TEXTO DE LECTURA>
╔══
Alguien podría decir que el segundo caso es un accidente y el
primero un crimen. Pero no. Toda muerte es dolorosa y sólo una
mente muy ingenua supondría que fue esa la razón de la
diferencia en la cobertura mediática. Algo sumamente importante
es que el segundo suceso no genera dividendos noticiosos, mientras
que el primero es toda una mina.
En EUA, por ejemplo, ha habido crímenes mucho más espeluznantes,
como los asesinatos en colegios, las masacres en sitios públicos,
etc. (sin mencionar el hecho de que una gran cantidad de
presidentes y dirigentes norteamericanos han sido asesinados por
fanáticos o desquiciados). Sin embargo, aparte de algunos ribetes
amarillistas menores, estas masacres criminales no han recibido un
tratamiento tan significativamente orientado ni nadie los ha
asociado a la eventual responsabilidad que podría tener el
gobierno norteamericano en las neurosis de Vietnam (como sostienen
allá muchos críticos) ni a ninguna otra responsabilidad de
naturaleza política. Aquí, nuestros medios, en cambio, nos lo
presentan como algo único y excepcionalmente significativo en
todo escenario histórico. Creo que cualquier persona con cierta
criticidad estará de acuerdo en que una cosa ha sido el suceso
material, físico, de la tragedia de Altamira y otra cosa ha sido
la versión periodística del mismo. Me parece que no son dos
realidades idénticas.
Por supuesto que el caso Altamira no es el único ejemplo ni son
los medios privados los únicos responsables de la situación que
critico. Por parte de los medios masivos estatales podrían también
citarse muchos ejemplos análogos. Traigo a colación ese caso en
particular sólo porque es el de mayor impacto reciente y porque
parece tener, además, toda la carga de un peligroso detonante. En
efecto, dentro de este proceso de acumulación progresiva de
irracionalidad mediática en el cual los medios de uno y otro
bando han sido en alguna medida responsables, este caso particular
de tratamiento noticioso está muy cerca de la "gota que
colma el vaso". Cuando menos, nadie puede negar el inmenso
poder estresante que está teniendo sobre la mayoría de los
venezolanos.
╚══
INFORMACIÓN MOSTRADA>
╔══
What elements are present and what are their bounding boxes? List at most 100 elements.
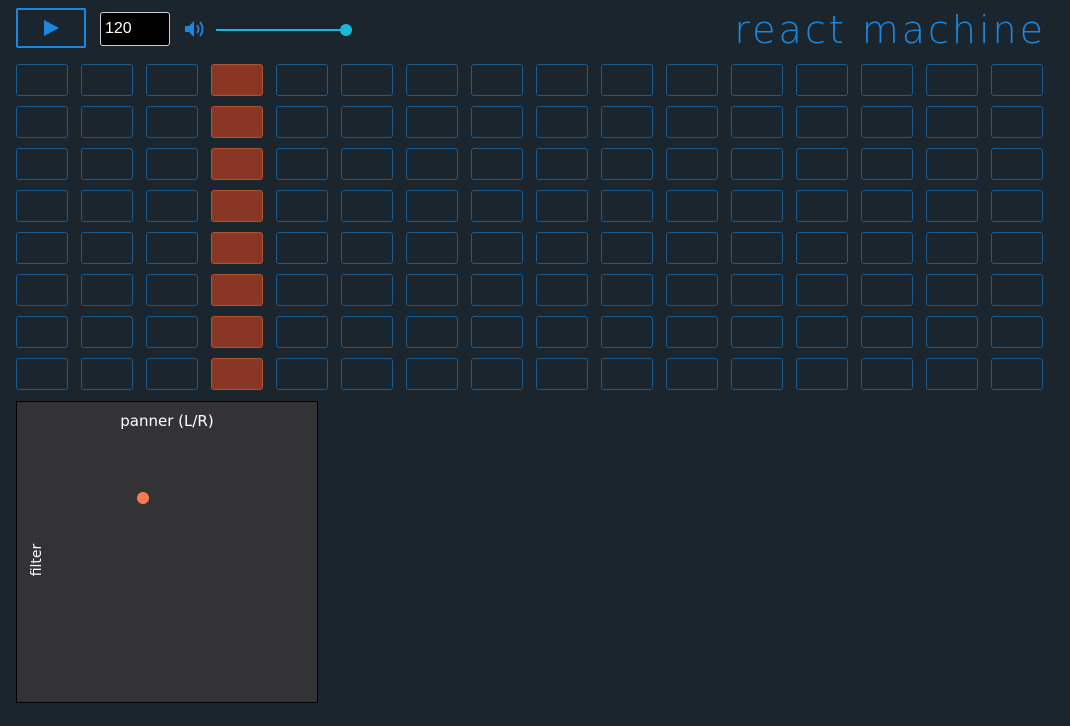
play-button[interactable] xyxy=(16,8,86,48)
step-cell-r4-c12[interactable] xyxy=(731,190,783,222)
step-cell-r5-c5[interactable] xyxy=(276,232,328,264)
step-cell-r1-c11[interactable] xyxy=(666,64,718,96)
step-cell-r7-c10[interactable] xyxy=(601,316,653,348)
step-cell-r5-c1[interactable] xyxy=(16,232,68,264)
step-cell-r1-c2[interactable] xyxy=(81,64,133,96)
step-cell-r8-c9[interactable] xyxy=(536,358,588,390)
step-cell-r2-c4[interactable] xyxy=(211,106,263,138)
step-cell-r2-c5[interactable] xyxy=(276,106,328,138)
step-cell-r3-c1[interactable] xyxy=(16,148,68,180)
step-cell-r8-c3[interactable] xyxy=(146,358,198,390)
step-cell-r8-c1[interactable] xyxy=(16,358,68,390)
step-cell-r4-c9[interactable] xyxy=(536,190,588,222)
step-cell-r5-c11[interactable] xyxy=(666,232,718,264)
step-cell-r4-c10[interactable] xyxy=(601,190,653,222)
step-cell-r3-c2[interactable] xyxy=(81,148,133,180)
step-cell-r6-c6[interactable] xyxy=(341,274,393,306)
step-cell-r8-c11[interactable] xyxy=(666,358,718,390)
step-cell-r2-c14[interactable] xyxy=(861,106,913,138)
step-cell-r8-c6[interactable] xyxy=(341,358,393,390)
step-cell-r7-c8[interactable] xyxy=(471,316,523,348)
step-cell-r7-c3[interactable] xyxy=(146,316,198,348)
step-cell-r6-c15[interactable] xyxy=(926,274,978,306)
step-cell-r6-c16[interactable] xyxy=(991,274,1043,306)
step-cell-r3-c4[interactable] xyxy=(211,148,263,180)
step-cell-r3-c11[interactable] xyxy=(666,148,718,180)
step-cell-r7-c12[interactable] xyxy=(731,316,783,348)
step-cell-r6-c1[interactable] xyxy=(16,274,68,306)
step-cell-r2-c6[interactable] xyxy=(341,106,393,138)
step-cell-r7-c11[interactable] xyxy=(666,316,718,348)
step-cell-r7-c13[interactable] xyxy=(796,316,848,348)
step-cell-r8-c2[interactable] xyxy=(81,358,133,390)
step-cell-r2-c8[interactable] xyxy=(471,106,523,138)
step-cell-r4-c14[interactable] xyxy=(861,190,913,222)
step-cell-r1-c9[interactable] xyxy=(536,64,588,96)
step-cell-r7-c9[interactable] xyxy=(536,316,588,348)
step-cell-r1-c15[interactable] xyxy=(926,64,978,96)
step-cell-r6-c12[interactable] xyxy=(731,274,783,306)
step-cell-r5-c9[interactable] xyxy=(536,232,588,264)
step-cell-r1-c13[interactable] xyxy=(796,64,848,96)
step-cell-r3-c13[interactable] xyxy=(796,148,848,180)
step-cell-r1-c4[interactable] xyxy=(211,64,263,96)
step-cell-r5-c8[interactable] xyxy=(471,232,523,264)
step-cell-r1-c6[interactable] xyxy=(341,64,393,96)
step-cell-r1-c8[interactable] xyxy=(471,64,523,96)
step-cell-r8-c13[interactable] xyxy=(796,358,848,390)
step-cell-r6-c5[interactable] xyxy=(276,274,328,306)
step-cell-r7-c15[interactable] xyxy=(926,316,978,348)
step-cell-r6-c8[interactable] xyxy=(471,274,523,306)
step-cell-r2-c10[interactable] xyxy=(601,106,653,138)
step-cell-r2-c7[interactable] xyxy=(406,106,458,138)
step-cell-r4-c8[interactable] xyxy=(471,190,523,222)
step-cell-r6-c14[interactable] xyxy=(861,274,913,306)
step-cell-r6-c13[interactable] xyxy=(796,274,848,306)
step-cell-r7-c14[interactable] xyxy=(861,316,913,348)
step-cell-r4-c5[interactable] xyxy=(276,190,328,222)
step-cell-r6-c7[interactable] xyxy=(406,274,458,306)
step-cell-r5-c10[interactable] xyxy=(601,232,653,264)
step-cell-r3-c12[interactable] xyxy=(731,148,783,180)
step-cell-r5-c14[interactable] xyxy=(861,232,913,264)
step-cell-r7-c5[interactable] xyxy=(276,316,328,348)
step-cell-r6-c9[interactable] xyxy=(536,274,588,306)
step-cell-r4-c16[interactable] xyxy=(991,190,1043,222)
step-cell-r1-c10[interactable] xyxy=(601,64,653,96)
step-cell-r5-c12[interactable] xyxy=(731,232,783,264)
volume-thumb[interactable] xyxy=(340,24,352,36)
step-cell-r5-c7[interactable] xyxy=(406,232,458,264)
step-cell-r7-c1[interactable] xyxy=(16,316,68,348)
tempo-input[interactable] xyxy=(100,12,170,46)
step-cell-r3-c16[interactable] xyxy=(991,148,1043,180)
step-cell-r4-c3[interactable] xyxy=(146,190,198,222)
step-cell-r4-c4[interactable] xyxy=(211,190,263,222)
step-cell-r4-c1[interactable] xyxy=(16,190,68,222)
step-cell-r7-c4[interactable] xyxy=(211,316,263,348)
step-cell-r1-c14[interactable] xyxy=(861,64,913,96)
step-cell-r2-c11[interactable] xyxy=(666,106,718,138)
step-cell-r8-c10[interactable] xyxy=(601,358,653,390)
step-cell-r8-c7[interactable] xyxy=(406,358,458,390)
step-cell-r6-c2[interactable] xyxy=(81,274,133,306)
step-cell-r1-c3[interactable] xyxy=(146,64,198,96)
step-cell-r3-c15[interactable] xyxy=(926,148,978,180)
step-cell-r2-c15[interactable] xyxy=(926,106,978,138)
step-cell-r5-c3[interactable] xyxy=(146,232,198,264)
step-cell-r2-c1[interactable] xyxy=(16,106,68,138)
step-cell-r3-c9[interactable] xyxy=(536,148,588,180)
step-cell-r1-c12[interactable] xyxy=(731,64,783,96)
volume-slider[interactable] xyxy=(216,22,354,38)
step-cell-r3-c5[interactable] xyxy=(276,148,328,180)
step-cell-r7-c16[interactable] xyxy=(991,316,1043,348)
step-cell-r5-c6[interactable] xyxy=(341,232,393,264)
step-cell-r4-c15[interactable] xyxy=(926,190,978,222)
step-cell-r7-c7[interactable] xyxy=(406,316,458,348)
step-cell-r5-c2[interactable] xyxy=(81,232,133,264)
step-cell-r8-c15[interactable] xyxy=(926,358,978,390)
step-cell-r2-c2[interactable] xyxy=(81,106,133,138)
step-cell-r6-c11[interactable] xyxy=(666,274,718,306)
step-cell-r2-c12[interactable] xyxy=(731,106,783,138)
step-cell-r4-c13[interactable] xyxy=(796,190,848,222)
step-cell-r8-c4[interactable] xyxy=(211,358,263,390)
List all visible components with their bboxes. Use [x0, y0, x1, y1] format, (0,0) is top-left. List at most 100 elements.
╚══
TRABAJO POR REALIZAR>
a) Sustituya "accidente" por "percance" en el texto sobre la cobertura mediática y reproduzca el fragmento desde "Alguien podría decir" hasta "toda una mina.".
b) Prosiga el texto sobre la cobertura mediática a partir de su última oración.

RESPUESTAS ESPERADAS>
a)
Alguien podría decir que el segundo caso es un percance y el
primero un crimen. Pero no. Toda muerte es dolorosa y sólo una
mente muy ingenua supondría que fue esa la razón de la
diferencia en la cobertura mediática. Algo sumamente importante
es que el segundo suceso no genera dividendos noticiosos, mientras
que el primero es toda una mina.

b)
Así, pues, este comportamiento de los medios masivos es uno de
los factores más importantes dentro de la actual crisis de
racionalidad que estamos viviendo a partir del conflicto político.
Estoy seguro de que si los medios modificaran esa tendencia, si se
dedicaran con total honestidad a actuar en función de nuestro
derecho a la información, eliminando toda intención amarillista
y mercenaria y deslastrándose de todo interés particular en
ciertas ganancias políticas, el conflicto político venezolano
podría resolverse con mucha mayor rapidez, mucho más
equilibradamente y con resultados más justos para todos.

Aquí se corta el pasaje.